> [PROMPT]:
Copy the lines from the one containing "x-tick-label: 17.03.14 08:00:00" through the one containing "y-axis <box>26 4 31 446</box>", inclusive, exactly as they appear.

> [RECORDS SHOWN]:
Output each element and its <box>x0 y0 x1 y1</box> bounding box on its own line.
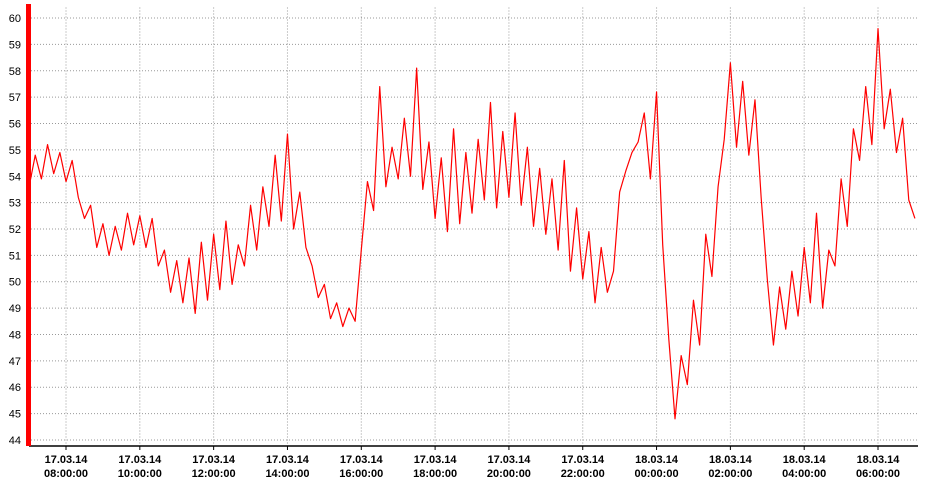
x-tick-label: 17.03.14 08:00:00 <box>44 454 88 480</box>
x-tick-label: 17.03.14 20:00:00 <box>487 454 531 480</box>
x-tick-label: 18.03.14 06:00:00 <box>856 454 900 480</box>
y-tick-label: 49 <box>9 303 21 315</box>
y-tick-label: 50 <box>9 277 21 289</box>
x-tick-label: 17.03.14 12:00:00 <box>192 454 236 480</box>
y-tick-label: 54 <box>9 171 21 183</box>
x-tick-label: 18.03.14 02:00:00 <box>708 454 752 480</box>
y-tick-label: 48 <box>9 329 21 341</box>
y-tick-label: 47 <box>9 356 21 368</box>
y-tick-label: 44 <box>9 435 21 447</box>
x-tick-label: 18.03.14 00:00:00 <box>635 454 679 480</box>
y-tick-label: 46 <box>9 382 21 394</box>
x-tick-label: 17.03.14 22:00:00 <box>561 454 605 480</box>
x-tick-label: 17.03.14 16:00:00 <box>339 454 383 480</box>
y-tick-label: 57 <box>9 92 21 104</box>
y-tick-label: 56 <box>9 119 21 131</box>
y-axis <box>26 4 31 446</box>
y-tick-label: 51 <box>9 250 21 262</box>
y-tick-label: 59 <box>9 39 21 51</box>
y-tick-label: 53 <box>9 198 21 210</box>
y-tick-label: 45 <box>9 409 21 421</box>
x-tick-label: 17.03.14 18:00:00 <box>413 454 457 480</box>
series-line <box>28 28 916 420</box>
y-tick-label: 60 <box>9 13 21 25</box>
x-tick-label: 17.03.14 14:00:00 <box>265 454 309 480</box>
y-tick-label: 55 <box>9 145 21 157</box>
x-tick-label: 17.03.14 10:00:00 <box>118 454 162 480</box>
y-tick-label: 52 <box>9 224 21 236</box>
y-tick-label: 58 <box>9 66 21 78</box>
x-tick-label: 18.03.14 04:00:00 <box>782 454 826 480</box>
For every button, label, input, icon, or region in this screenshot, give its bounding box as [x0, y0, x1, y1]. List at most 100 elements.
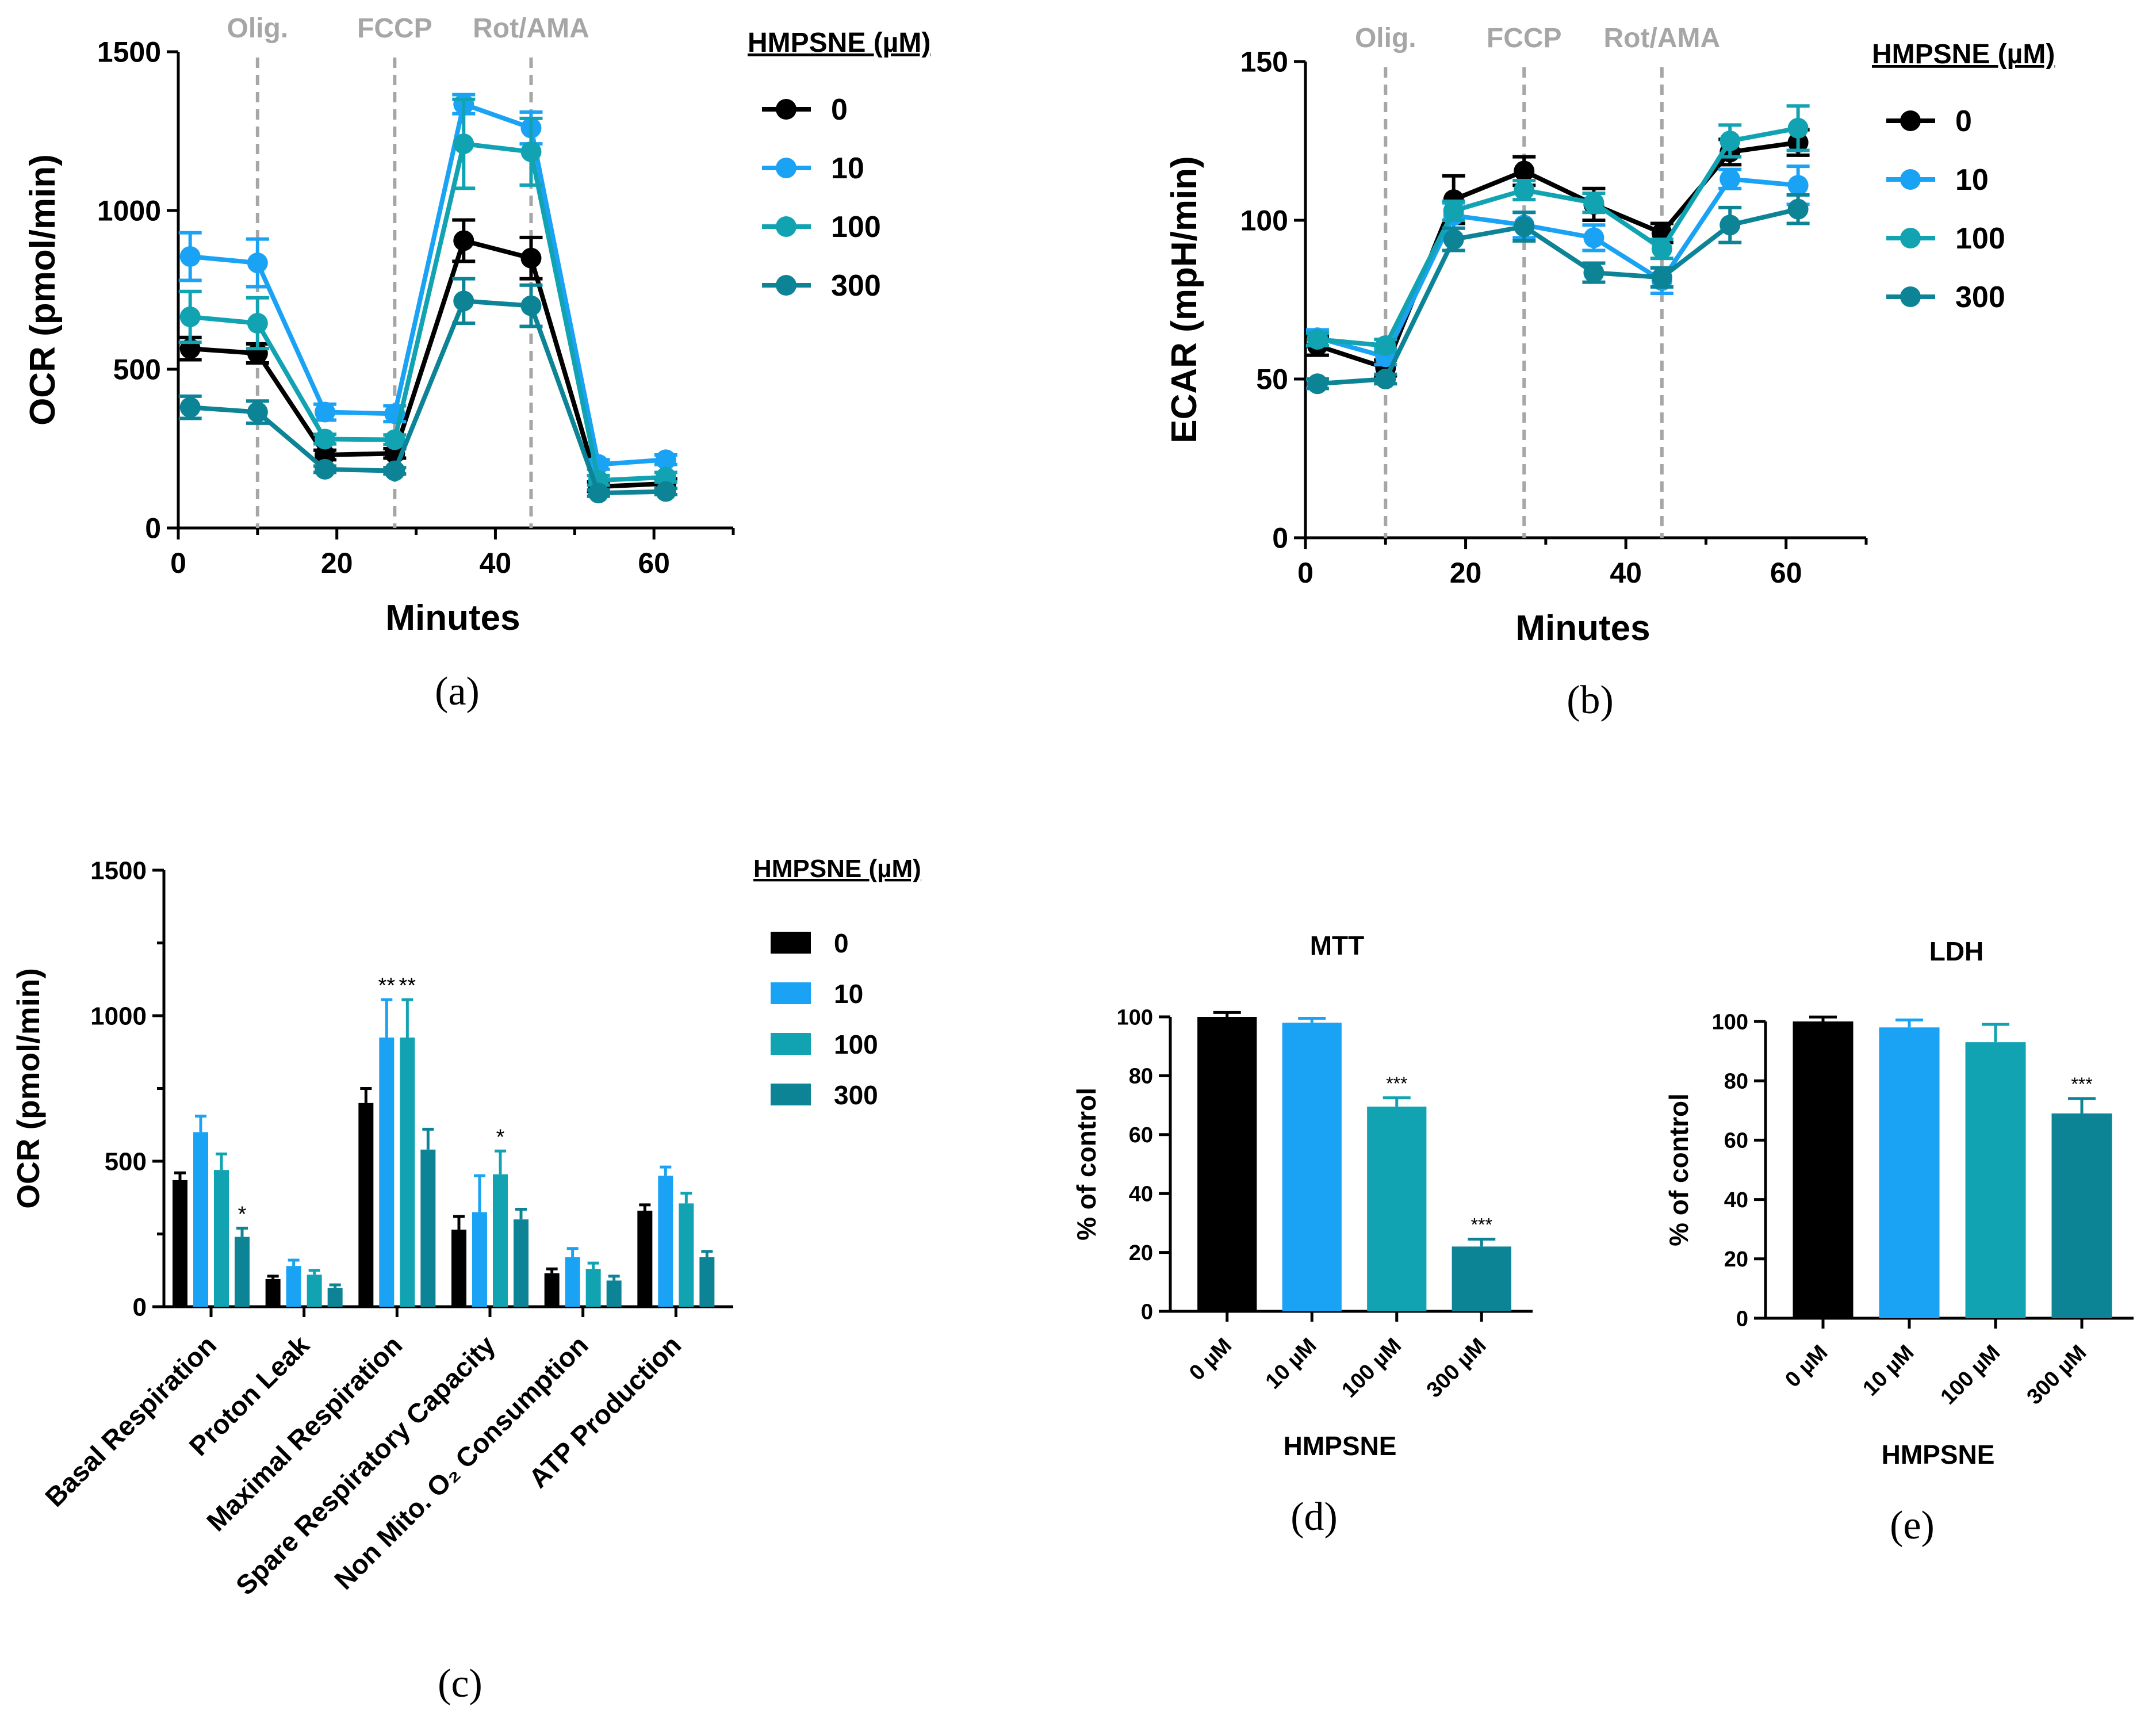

> [PROBLEM SOLUTION]:
x-tick-label: 17.03.14 08:00:00 <box>44 454 88 480</box>
x-tick-label: 17.03.14 20:00:00 <box>487 454 531 480</box>
x-tick-label: 18.03.14 06:00:00 <box>856 454 900 480</box>
y-tick-label: 49 <box>9 303 21 315</box>
y-tick-label: 50 <box>9 277 21 289</box>
x-tick-label: 17.03.14 12:00:00 <box>192 454 236 480</box>
y-tick-label: 54 <box>9 171 21 183</box>
x-tick-label: 18.03.14 02:00:00 <box>708 454 752 480</box>
y-tick-label: 48 <box>9 329 21 341</box>
y-tick-label: 47 <box>9 356 21 368</box>
y-tick-label: 44 <box>9 435 21 447</box>
x-tick-label: 18.03.14 00:00:00 <box>635 454 679 480</box>
y-tick-label: 46 <box>9 382 21 394</box>
x-tick-label: 17.03.14 22:00:00 <box>561 454 605 480</box>
x-tick-label: 17.03.14 16:00:00 <box>339 454 383 480</box>
y-tick-label: 57 <box>9 92 21 104</box>
y-tick-label: 56 <box>9 119 21 131</box>
y-axis <box>26 4 31 446</box>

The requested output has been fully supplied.